Material for this task:
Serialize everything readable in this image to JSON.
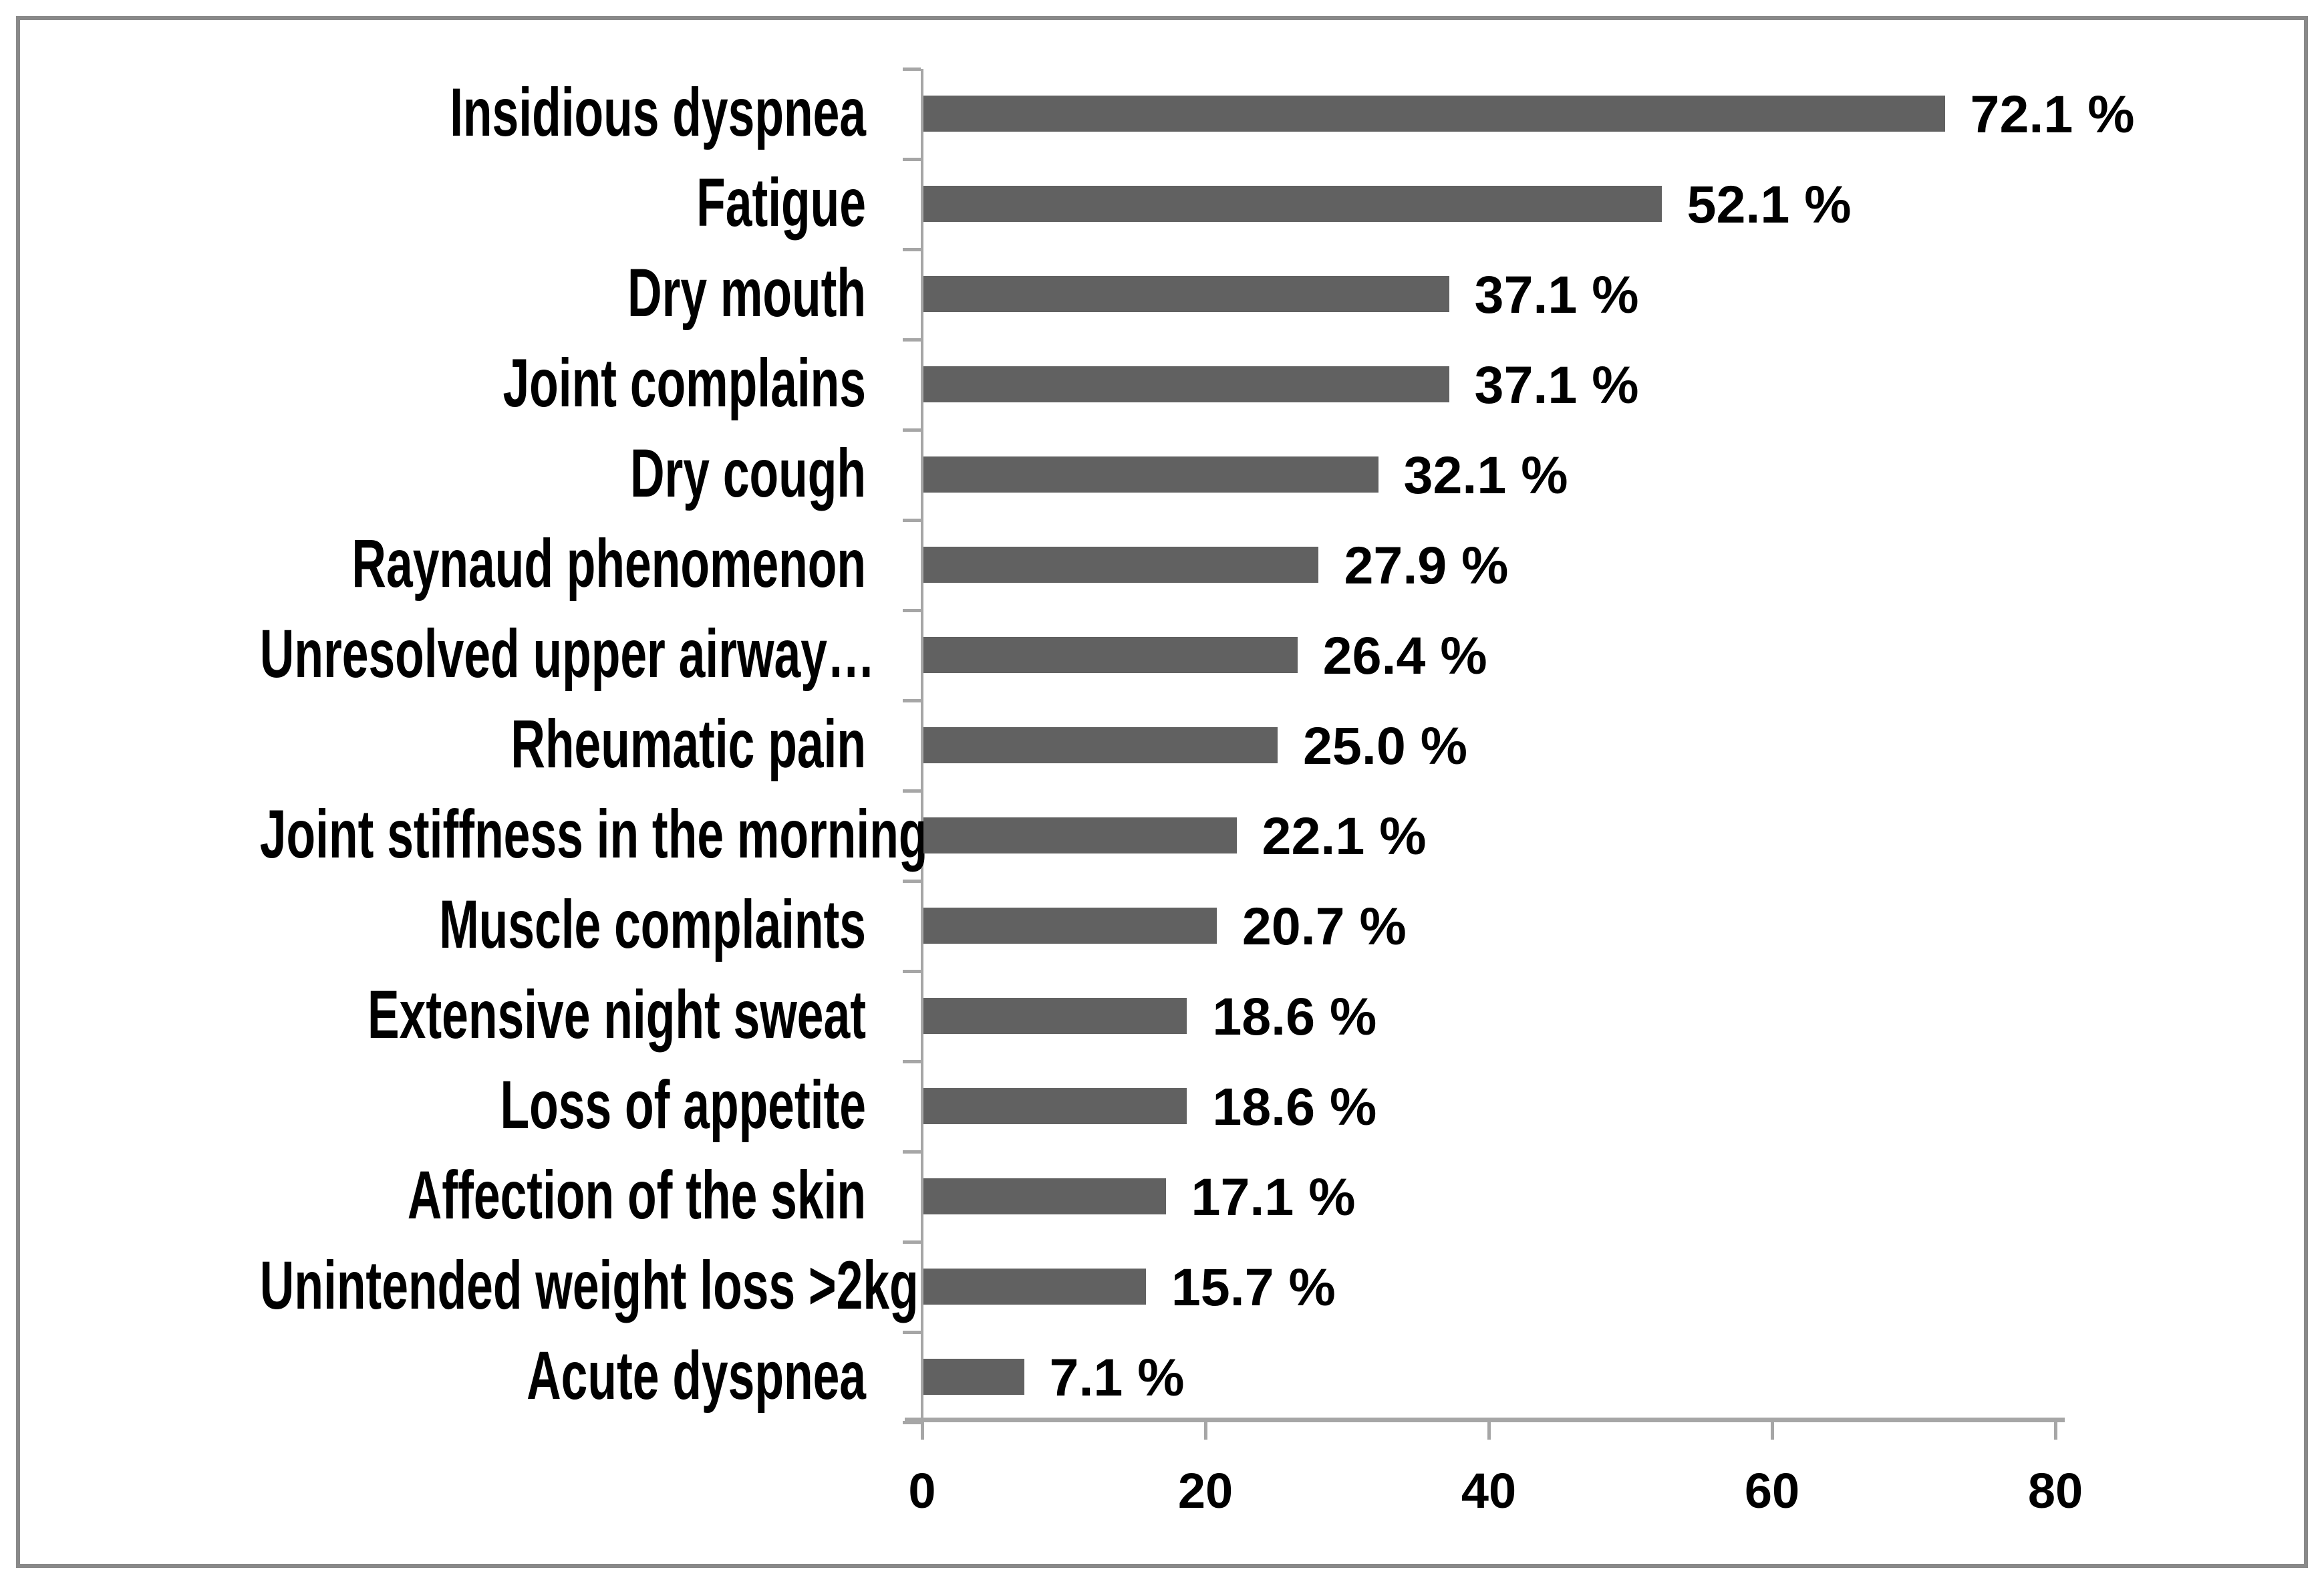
{
  "chart_data": {
    "type": "bar",
    "orientation": "horizontal",
    "title": "",
    "xlabel": "",
    "ylabel": "",
    "categories": [
      "Insidious dyspnea",
      "Fatigue",
      "Dry mouth",
      "Joint complains",
      "Dry cough",
      "Raynaud phenomenon",
      "Unresolved upper airway…",
      "Rheumatic pain",
      "Joint stiffness in the morning",
      "Muscle complaints",
      "Extensive night sweat",
      "Loss of appetite",
      "Affection of the skin",
      "Unintended weight loss >2kg",
      "Acute dyspnea"
    ],
    "values": [
      72.1,
      52.1,
      37.1,
      37.1,
      32.1,
      27.9,
      26.4,
      25.0,
      22.1,
      20.7,
      18.6,
      18.6,
      17.1,
      15.7,
      7.1
    ],
    "data_labels": [
      "72.1 %",
      "52.1 %",
      "37.1 %",
      "37.1 %",
      "32.1 %",
      "27.9 %",
      "26.4 %",
      "25.0 %",
      "22.1 %",
      "20.7 %",
      "18.6 %",
      "18.6 %",
      "17.1 %",
      "15.7 %",
      "7.1 %"
    ],
    "xlim": [
      0,
      80
    ],
    "x_ticks": [
      0,
      20,
      40,
      60,
      80
    ],
    "grid": false,
    "legend": false,
    "bar_color": "#616161",
    "axis_color": "#a6a6a6",
    "text_color": "#000000",
    "border_color": "#898989",
    "background": "#ffffff"
  }
}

Given instruction:
Write out all the records again, exactly, minus any pictures.

Task solution:
Serialize everything readable in this image to JSON.
{
  "chart_data": {
    "type": "bar",
    "orientation": "horizontal",
    "title": "",
    "xlabel": "",
    "ylabel": "",
    "categories": [
      "Insidious dyspnea",
      "Fatigue",
      "Dry mouth",
      "Joint complains",
      "Dry cough",
      "Raynaud phenomenon",
      "Unresolved upper airway…",
      "Rheumatic pain",
      "Joint stiffness in the morning",
      "Muscle complaints",
      "Extensive night sweat",
      "Loss of appetite",
      "Affection of the skin",
      "Unintended weight loss >2kg",
      "Acute dyspnea"
    ],
    "values": [
      72.1,
      52.1,
      37.1,
      37.1,
      32.1,
      27.9,
      26.4,
      25.0,
      22.1,
      20.7,
      18.6,
      18.6,
      17.1,
      15.7,
      7.1
    ],
    "data_labels": [
      "72.1 %",
      "52.1 %",
      "37.1 %",
      "37.1 %",
      "32.1 %",
      "27.9 %",
      "26.4 %",
      "25.0 %",
      "22.1 %",
      "20.7 %",
      "18.6 %",
      "18.6 %",
      "17.1 %",
      "15.7 %",
      "7.1 %"
    ],
    "xlim": [
      0,
      80
    ],
    "x_ticks": [
      0,
      20,
      40,
      60,
      80
    ],
    "grid": false,
    "legend": false,
    "bar_color": "#616161",
    "axis_color": "#a6a6a6",
    "text_color": "#000000",
    "border_color": "#898989",
    "background": "#ffffff"
  }
}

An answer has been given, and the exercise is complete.